■ **Written task**
Copy the following lines word for word.

[A run of records]
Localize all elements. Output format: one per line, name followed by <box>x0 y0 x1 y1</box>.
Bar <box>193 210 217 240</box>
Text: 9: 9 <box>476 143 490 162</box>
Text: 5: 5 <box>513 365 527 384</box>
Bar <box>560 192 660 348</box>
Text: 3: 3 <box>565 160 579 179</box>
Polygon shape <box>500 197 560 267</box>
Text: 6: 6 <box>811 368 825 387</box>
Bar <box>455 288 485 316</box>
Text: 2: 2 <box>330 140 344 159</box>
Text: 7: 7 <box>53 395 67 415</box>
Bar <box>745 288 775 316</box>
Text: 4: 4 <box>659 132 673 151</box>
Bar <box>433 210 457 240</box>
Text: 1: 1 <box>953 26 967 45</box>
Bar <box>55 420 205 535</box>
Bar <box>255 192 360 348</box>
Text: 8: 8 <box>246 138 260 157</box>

■ **Solution to this problem**
Localize all elements. Output format: one per line, name followed by <box>x0 y0 x1 y1</box>.
Bar <box>193 210 217 240</box>
Text: 9: 9 <box>476 143 490 162</box>
Text: 5: 5 <box>513 365 527 384</box>
Bar <box>560 192 660 348</box>
Text: 3: 3 <box>565 160 579 179</box>
Polygon shape <box>500 197 560 267</box>
Text: 6: 6 <box>811 368 825 387</box>
Bar <box>455 288 485 316</box>
Text: 2: 2 <box>330 140 344 159</box>
Text: 7: 7 <box>53 395 67 415</box>
Bar <box>745 288 775 316</box>
Text: 4: 4 <box>659 132 673 151</box>
Bar <box>433 210 457 240</box>
Text: 1: 1 <box>953 26 967 45</box>
Bar <box>55 420 205 535</box>
Bar <box>255 192 360 348</box>
Text: 8: 8 <box>246 138 260 157</box>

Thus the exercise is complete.